═════ Entries ═════

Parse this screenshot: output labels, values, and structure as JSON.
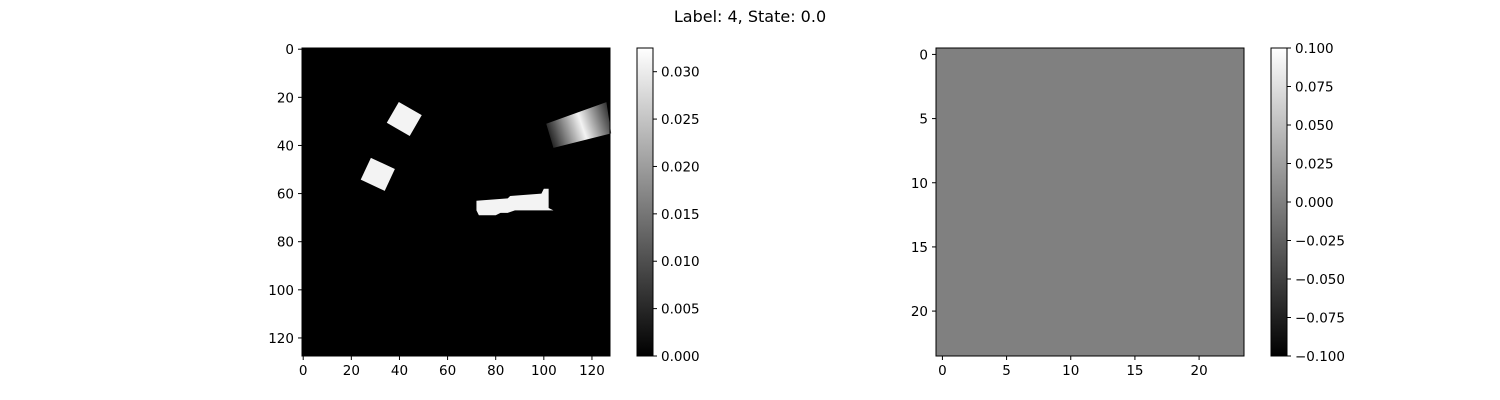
{
  "suptitle": "Label: 4, State: 0.0",
  "chart_data": [
    {
      "type": "heatmap",
      "colormap": "gray",
      "image_size": [
        128,
        128
      ],
      "background_value": 0.0,
      "x_ticks": [
        0,
        20,
        40,
        60,
        80,
        100,
        120
      ],
      "y_ticks": [
        0,
        20,
        40,
        60,
        80,
        100,
        120
      ],
      "colorbar": {
        "min": 0.0,
        "max": 0.0325,
        "ticks": [
          "0.000",
          "0.005",
          "0.010",
          "0.015",
          "0.020",
          "0.025",
          "0.030"
        ]
      },
      "objects": [
        {
          "shape": "rotated-rect",
          "center": [
            42,
            29
          ],
          "width": 11,
          "height": 10,
          "angle_deg": 30,
          "value": 0.031
        },
        {
          "shape": "rotated-rect",
          "center": [
            31,
            52
          ],
          "width": 11,
          "height": 10,
          "angle_deg": 25,
          "value": 0.031
        },
        {
          "shape": "polygon",
          "points": [
            [
              72,
              63
            ],
            [
              85,
              62
            ],
            [
              86,
              61
            ],
            [
              99,
              60
            ],
            [
              100,
              58
            ],
            [
              102,
              58
            ],
            [
              102,
              66
            ],
            [
              104,
              67
            ],
            [
              88,
              67
            ],
            [
              85,
              68
            ],
            [
              82,
              68
            ],
            [
              80,
              69
            ],
            [
              73,
              69
            ],
            [
              72,
              67
            ]
          ],
          "value": 0.031
        },
        {
          "shape": "gradient-band",
          "points": [
            [
              101,
              31
            ],
            [
              126,
              22
            ],
            [
              128,
              35
            ],
            [
              104,
              41
            ]
          ],
          "stops": [
            [
              0,
              0.003
            ],
            [
              0.55,
              0.031
            ],
            [
              1,
              0.007
            ]
          ]
        }
      ]
    },
    {
      "type": "heatmap",
      "colormap": "gray",
      "image_size": [
        24,
        24
      ],
      "background_value": 0.0,
      "x_ticks": [
        0,
        5,
        10,
        15,
        20
      ],
      "y_ticks": [
        0,
        5,
        10,
        15,
        20
      ],
      "colorbar": {
        "min": -0.1,
        "max": 0.1,
        "ticks": [
          "-0.100",
          "-0.075",
          "-0.050",
          "-0.025",
          "0.000",
          "0.025",
          "0.050",
          "0.075",
          "0.100"
        ]
      },
      "fill_color": "#808080"
    }
  ]
}
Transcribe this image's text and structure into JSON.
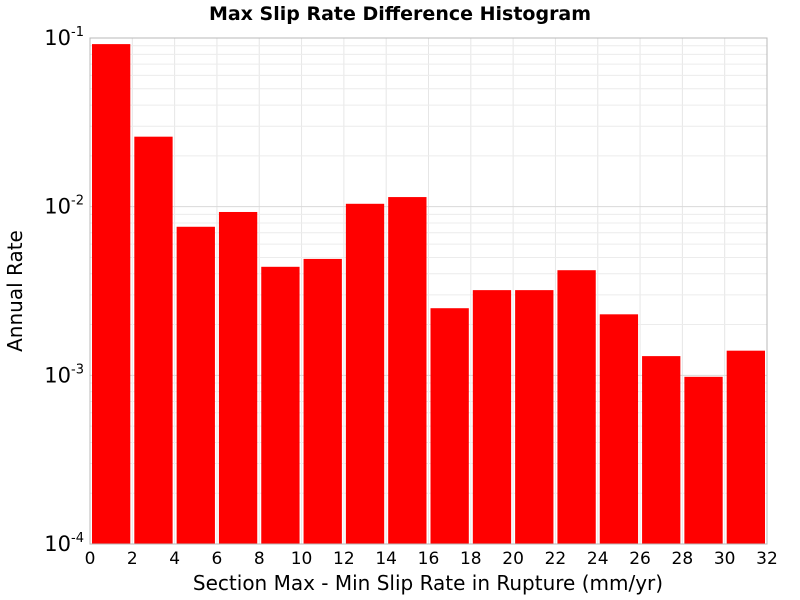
{
  "chart_data": {
    "type": "bar",
    "title": "Max Slip Rate Difference Histogram",
    "xlabel": "Section Max - Min Slip Rate in Rupture (mm/yr)",
    "ylabel": "Annual Rate",
    "y_scale": "log",
    "xlim": [
      0,
      32
    ],
    "ylim": [
      0.0001,
      0.1
    ],
    "x_ticks": [
      "0",
      "2",
      "4",
      "6",
      "8",
      "10",
      "12",
      "14",
      "16",
      "18",
      "20",
      "22",
      "24",
      "26",
      "28",
      "30",
      "32"
    ],
    "y_ticks": [
      {
        "base": "10",
        "exp": "-4",
        "value": 0.0001
      },
      {
        "base": "10",
        "exp": "-3",
        "value": 0.001
      },
      {
        "base": "10",
        "exp": "-2",
        "value": 0.01
      },
      {
        "base": "10",
        "exp": "-1",
        "value": 0.1
      }
    ],
    "grid": true,
    "bar_color": "#ff0000",
    "bins": [
      {
        "x_start": 0,
        "x_end": 2,
        "value": 0.092
      },
      {
        "x_start": 2,
        "x_end": 4,
        "value": 0.026
      },
      {
        "x_start": 4,
        "x_end": 6,
        "value": 0.0076
      },
      {
        "x_start": 6,
        "x_end": 8,
        "value": 0.0093
      },
      {
        "x_start": 8,
        "x_end": 10,
        "value": 0.0044
      },
      {
        "x_start": 10,
        "x_end": 12,
        "value": 0.0049
      },
      {
        "x_start": 12,
        "x_end": 14,
        "value": 0.0104
      },
      {
        "x_start": 14,
        "x_end": 16,
        "value": 0.0114
      },
      {
        "x_start": 16,
        "x_end": 18,
        "value": 0.0025
      },
      {
        "x_start": 18,
        "x_end": 20,
        "value": 0.0032
      },
      {
        "x_start": 20,
        "x_end": 22,
        "value": 0.0032
      },
      {
        "x_start": 22,
        "x_end": 24,
        "value": 0.0042
      },
      {
        "x_start": 24,
        "x_end": 26,
        "value": 0.0023
      },
      {
        "x_start": 26,
        "x_end": 28,
        "value": 0.0013
      },
      {
        "x_start": 28,
        "x_end": 30,
        "value": 0.00098
      },
      {
        "x_start": 30,
        "x_end": 32,
        "value": 0.0014
      }
    ]
  }
}
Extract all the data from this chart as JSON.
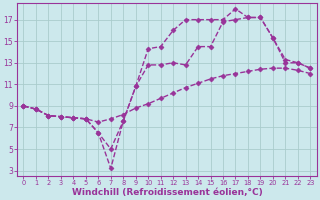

═════

**What you should do**
Omitting all images, retype each line of the records precisely.

**Completed exercise**
Parse this screenshot: output labels, values, and structure as JSON.
{
  "suptitle": "Label: 4, State: 0.0",
  "chart_data": [
    {
      "type": "heatmap",
      "colormap": "gray",
      "image_size": [
        128,
        128
      ],
      "background_value": 0.0,
      "x_ticks": [
        0,
        20,
        40,
        60,
        80,
        100,
        120
      ],
      "y_ticks": [
        0,
        20,
        40,
        60,
        80,
        100,
        120
      ],
      "colorbar": {
        "min": 0.0,
        "max": 0.0325,
        "ticks": [
          "0.000",
          "0.005",
          "0.010",
          "0.015",
          "0.020",
          "0.025",
          "0.030"
        ]
      },
      "objects": [
        {
          "shape": "rotated-rect",
          "center": [
            42,
            29
          ],
          "width": 11,
          "height": 10,
          "angle_deg": 30,
          "value": 0.031
        },
        {
          "shape": "rotated-rect",
          "center": [
            31,
            52
          ],
          "width": 11,
          "height": 10,
          "angle_deg": 25,
          "value": 0.031
        },
        {
          "shape": "polygon",
          "points": [
            [
              72,
              63
            ],
            [
              85,
              62
            ],
            [
              86,
              61
            ],
            [
              99,
              60
            ],
            [
              100,
              58
            ],
            [
              102,
              58
            ],
            [
              102,
              66
            ],
            [
              104,
              67
            ],
            [
              88,
              67
            ],
            [
              85,
              68
            ],
            [
              82,
              68
            ],
            [
              80,
              69
            ],
            [
              73,
              69
            ],
            [
              72,
              67
            ]
          ],
          "value": 0.031
        },
        {
          "shape": "gradient-band",
          "points": [
            [
              101,
              31
            ],
            [
              126,
              22
            ],
            [
              128,
              35
            ],
            [
              104,
              41
            ]
          ],
          "stops": [
            [
              0,
              0.003
            ],
            [
              0.55,
              0.031
            ],
            [
              1,
              0.007
            ]
          ]
        }
      ]
    },
    {
      "type": "heatmap",
      "colormap": "gray",
      "image_size": [
        24,
        24
      ],
      "background_value": 0.0,
      "x_ticks": [
        0,
        5,
        10,
        15,
        20
      ],
      "y_ticks": [
        0,
        5,
        10,
        15,
        20
      ],
      "colorbar": {
        "min": -0.1,
        "max": 0.1,
        "ticks": [
          "-0.100",
          "-0.075",
          "-0.050",
          "-0.025",
          "0.000",
          "0.025",
          "0.050",
          "0.075",
          "0.100"
        ]
      },
      "fill_color": "#808080"
    }
  ]
}
Transcribe this image's text and structure into JSON.
{
  "chart_data": {
    "type": "bar",
    "title": "Max Slip Rate Difference Histogram",
    "xlabel": "Section Max - Min Slip Rate in Rupture (mm/yr)",
    "ylabel": "Annual Rate",
    "y_scale": "log",
    "xlim": [
      0,
      32
    ],
    "ylim": [
      0.0001,
      0.1
    ],
    "x_ticks": [
      "0",
      "2",
      "4",
      "6",
      "8",
      "10",
      "12",
      "14",
      "16",
      "18",
      "20",
      "22",
      "24",
      "26",
      "28",
      "30",
      "32"
    ],
    "y_ticks": [
      {
        "base": "10",
        "exp": "-4",
        "value": 0.0001
      },
      {
        "base": "10",
        "exp": "-3",
        "value": 0.001
      },
      {
        "base": "10",
        "exp": "-2",
        "value": 0.01
      },
      {
        "base": "10",
        "exp": "-1",
        "value": 0.1
      }
    ],
    "grid": true,
    "bar_color": "#ff0000",
    "bins": [
      {
        "x_start": 0,
        "x_end": 2,
        "value": 0.092
      },
      {
        "x_start": 2,
        "x_end": 4,
        "value": 0.026
      },
      {
        "x_start": 4,
        "x_end": 6,
        "value": 0.0076
      },
      {
        "x_start": 6,
        "x_end": 8,
        "value": 0.0093
      },
      {
        "x_start": 8,
        "x_end": 10,
        "value": 0.0044
      },
      {
        "x_start": 10,
        "x_end": 12,
        "value": 0.0049
      },
      {
        "x_start": 12,
        "x_end": 14,
        "value": 0.0104
      },
      {
        "x_start": 14,
        "x_end": 16,
        "value": 0.0114
      },
      {
        "x_start": 16,
        "x_end": 18,
        "value": 0.0025
      },
      {
        "x_start": 18,
        "x_end": 20,
        "value": 0.0032
      },
      {
        "x_start": 20,
        "x_end": 22,
        "value": 0.0032
      },
      {
        "x_start": 22,
        "x_end": 24,
        "value": 0.0042
      },
      {
        "x_start": 24,
        "x_end": 26,
        "value": 0.0023
      },
      {
        "x_start": 26,
        "x_end": 28,
        "value": 0.0013
      },
      {
        "x_start": 28,
        "x_end": 30,
        "value": 0.00098
      },
      {
        "x_start": 30,
        "x_end": 32,
        "value": 0.0014
      }
    ]
  }
}
Extract all the data from this chart as JSON.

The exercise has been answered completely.